> [DIRECTIONS]
Read the records below and copy each line that contains "return".

> [DATA SHOWN]
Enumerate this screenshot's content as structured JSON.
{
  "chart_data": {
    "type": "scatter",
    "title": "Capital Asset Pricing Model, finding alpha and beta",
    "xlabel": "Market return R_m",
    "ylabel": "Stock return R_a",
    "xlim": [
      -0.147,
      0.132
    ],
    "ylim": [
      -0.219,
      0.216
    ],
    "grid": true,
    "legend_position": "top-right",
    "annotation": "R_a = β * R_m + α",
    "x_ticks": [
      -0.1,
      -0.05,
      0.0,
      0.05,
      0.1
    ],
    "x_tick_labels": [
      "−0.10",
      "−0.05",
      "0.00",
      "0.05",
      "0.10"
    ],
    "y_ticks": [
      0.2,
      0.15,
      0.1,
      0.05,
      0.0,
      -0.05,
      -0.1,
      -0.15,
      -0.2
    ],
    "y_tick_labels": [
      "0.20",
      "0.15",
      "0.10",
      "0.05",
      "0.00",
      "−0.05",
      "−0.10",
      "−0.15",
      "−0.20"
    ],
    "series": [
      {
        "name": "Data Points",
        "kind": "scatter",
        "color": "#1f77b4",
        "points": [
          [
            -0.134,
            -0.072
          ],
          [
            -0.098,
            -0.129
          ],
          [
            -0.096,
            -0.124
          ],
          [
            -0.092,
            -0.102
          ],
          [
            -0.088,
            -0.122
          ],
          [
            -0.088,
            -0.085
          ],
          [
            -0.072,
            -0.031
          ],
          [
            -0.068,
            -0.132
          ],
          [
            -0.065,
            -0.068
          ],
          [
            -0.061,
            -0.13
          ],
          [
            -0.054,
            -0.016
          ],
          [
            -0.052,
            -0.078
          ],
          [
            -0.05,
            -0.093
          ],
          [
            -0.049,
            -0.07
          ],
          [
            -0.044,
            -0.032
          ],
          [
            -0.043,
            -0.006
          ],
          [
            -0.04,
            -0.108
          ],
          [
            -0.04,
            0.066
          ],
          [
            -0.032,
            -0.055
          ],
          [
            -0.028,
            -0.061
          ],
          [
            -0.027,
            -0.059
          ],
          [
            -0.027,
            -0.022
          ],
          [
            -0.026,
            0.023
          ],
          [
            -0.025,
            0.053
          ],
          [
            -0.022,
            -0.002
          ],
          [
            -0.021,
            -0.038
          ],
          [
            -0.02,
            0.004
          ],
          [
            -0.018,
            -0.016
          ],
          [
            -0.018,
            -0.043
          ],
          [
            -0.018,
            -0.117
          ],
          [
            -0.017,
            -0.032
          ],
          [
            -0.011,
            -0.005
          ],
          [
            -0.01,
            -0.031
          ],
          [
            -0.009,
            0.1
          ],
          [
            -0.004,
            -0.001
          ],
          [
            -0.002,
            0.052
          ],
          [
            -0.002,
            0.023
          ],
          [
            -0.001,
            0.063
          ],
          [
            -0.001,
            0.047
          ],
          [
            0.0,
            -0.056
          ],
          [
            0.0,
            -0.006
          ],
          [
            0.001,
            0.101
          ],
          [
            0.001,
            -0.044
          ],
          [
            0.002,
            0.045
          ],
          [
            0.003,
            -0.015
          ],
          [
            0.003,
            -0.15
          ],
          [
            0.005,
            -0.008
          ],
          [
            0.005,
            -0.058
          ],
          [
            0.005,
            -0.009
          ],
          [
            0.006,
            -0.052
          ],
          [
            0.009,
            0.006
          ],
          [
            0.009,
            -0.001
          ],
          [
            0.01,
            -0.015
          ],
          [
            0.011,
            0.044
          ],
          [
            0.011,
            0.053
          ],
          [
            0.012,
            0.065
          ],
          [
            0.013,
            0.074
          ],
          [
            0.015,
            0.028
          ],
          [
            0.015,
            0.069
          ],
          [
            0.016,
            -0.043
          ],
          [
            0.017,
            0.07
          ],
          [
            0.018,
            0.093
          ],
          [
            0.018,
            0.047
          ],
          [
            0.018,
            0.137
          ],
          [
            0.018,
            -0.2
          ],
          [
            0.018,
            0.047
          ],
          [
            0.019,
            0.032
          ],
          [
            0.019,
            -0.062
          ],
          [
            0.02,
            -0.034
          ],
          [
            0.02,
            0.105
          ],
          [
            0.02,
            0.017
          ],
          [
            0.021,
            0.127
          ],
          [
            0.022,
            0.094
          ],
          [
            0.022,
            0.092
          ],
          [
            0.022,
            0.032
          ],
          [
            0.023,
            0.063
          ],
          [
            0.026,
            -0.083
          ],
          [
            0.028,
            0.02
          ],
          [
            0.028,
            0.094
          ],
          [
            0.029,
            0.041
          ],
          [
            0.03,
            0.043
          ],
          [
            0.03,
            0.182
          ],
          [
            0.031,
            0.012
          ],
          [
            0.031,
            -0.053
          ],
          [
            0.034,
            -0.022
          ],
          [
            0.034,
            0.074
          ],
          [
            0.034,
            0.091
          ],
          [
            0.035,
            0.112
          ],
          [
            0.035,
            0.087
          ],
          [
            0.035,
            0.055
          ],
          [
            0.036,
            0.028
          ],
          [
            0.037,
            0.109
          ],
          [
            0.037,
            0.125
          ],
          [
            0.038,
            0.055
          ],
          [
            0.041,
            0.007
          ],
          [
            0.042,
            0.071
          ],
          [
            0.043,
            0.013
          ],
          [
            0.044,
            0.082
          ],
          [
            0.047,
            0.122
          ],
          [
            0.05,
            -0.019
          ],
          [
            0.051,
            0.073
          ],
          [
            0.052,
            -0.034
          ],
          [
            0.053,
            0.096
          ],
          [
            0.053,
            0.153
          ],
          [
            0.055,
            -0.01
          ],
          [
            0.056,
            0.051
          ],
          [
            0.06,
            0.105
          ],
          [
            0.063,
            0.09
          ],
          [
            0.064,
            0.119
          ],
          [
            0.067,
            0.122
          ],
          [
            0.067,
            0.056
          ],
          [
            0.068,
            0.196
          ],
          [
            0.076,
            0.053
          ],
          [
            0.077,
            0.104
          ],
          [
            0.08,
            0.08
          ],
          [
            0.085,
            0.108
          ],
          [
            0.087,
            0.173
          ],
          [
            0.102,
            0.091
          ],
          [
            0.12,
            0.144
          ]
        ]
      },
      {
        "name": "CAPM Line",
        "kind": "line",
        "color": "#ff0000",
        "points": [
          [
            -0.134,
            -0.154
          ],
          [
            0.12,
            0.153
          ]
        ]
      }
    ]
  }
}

> [EXERCISE OUTPUT]
    "xlabel": "Market return R_m",
    "ylabel": "Stock return R_a",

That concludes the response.